→ SOURCE MATERIAL
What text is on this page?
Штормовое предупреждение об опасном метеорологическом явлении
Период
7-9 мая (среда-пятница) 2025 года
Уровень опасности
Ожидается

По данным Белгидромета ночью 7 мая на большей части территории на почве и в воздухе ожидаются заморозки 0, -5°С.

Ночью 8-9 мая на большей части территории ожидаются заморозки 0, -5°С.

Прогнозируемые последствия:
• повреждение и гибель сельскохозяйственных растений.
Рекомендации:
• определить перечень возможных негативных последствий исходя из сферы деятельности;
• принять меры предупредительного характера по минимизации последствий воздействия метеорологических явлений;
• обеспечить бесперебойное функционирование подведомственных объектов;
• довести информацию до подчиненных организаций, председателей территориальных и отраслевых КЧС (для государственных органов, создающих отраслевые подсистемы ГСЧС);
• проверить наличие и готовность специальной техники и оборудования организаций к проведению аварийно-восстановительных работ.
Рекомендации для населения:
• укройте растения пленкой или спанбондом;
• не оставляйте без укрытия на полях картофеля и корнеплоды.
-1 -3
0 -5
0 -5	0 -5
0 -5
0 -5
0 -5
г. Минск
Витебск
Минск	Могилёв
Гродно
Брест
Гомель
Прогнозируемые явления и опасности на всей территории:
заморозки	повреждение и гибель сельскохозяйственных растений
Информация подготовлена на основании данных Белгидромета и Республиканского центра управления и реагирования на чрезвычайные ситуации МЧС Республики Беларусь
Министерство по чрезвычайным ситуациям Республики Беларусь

→ THE EXERCISE
Repeat the listing in full, keeping every line exactly as it is.

→ PROBLEM SOLUTION
What text is on this page?
Штормовое предупреждение об опасном метеорологическом явлении
Период
7-9 мая (среда-пятница) 2025 года
Уровень опасности
Ожидается

По данным Белгидромета ночью 7 мая на большей части территории на почве и в воздухе ожидаются заморозки 0, -5°С.

Ночью 8-9 мая на большей части территории ожидаются заморозки 0, -5°С.

Прогнозируемые последствия:
• повреждение и гибель сельскохозяйственных растений.
Рекомендации:
• определить перечень возможных негативных последствий исходя из сферы деятельности;
• принять меры предупредительного характера по минимизации последствий воздействия метеорологических явлений;
• обеспечить бесперебойное функционирование подведомственных объектов;
• довести информацию до подчиненных организаций, председателей территориальных и отраслевых КЧС (для государственных органов, создающих отраслевые подсистемы ГСЧС);
• проверить наличие и готовность специальной техники и оборудования организаций к проведению аварийно-восстановительных работ.
Рекомендации для населения:
• укройте растения пленкой или спанбондом;
• не оставляйте без укрытия на полях картофеля и корнеплоды.
-1 -3
0 -5
0 -5	0 -5
0 -5
0 -5
0 -5
г. Минск
Витебск
Минск	Могилёв
Гродно
Брест
Гомель
Прогнозируемые явления и опасности на всей территории:
заморозки	повреждение и гибель сельскохозяйственных растений
Информация подготовлена на основании данных Белгидромета и Республиканского центра управления и реагирования на чрезвычайные ситуации МЧС Республики Беларусь
Министерство по чрезвычайным ситуациям Республики Беларусь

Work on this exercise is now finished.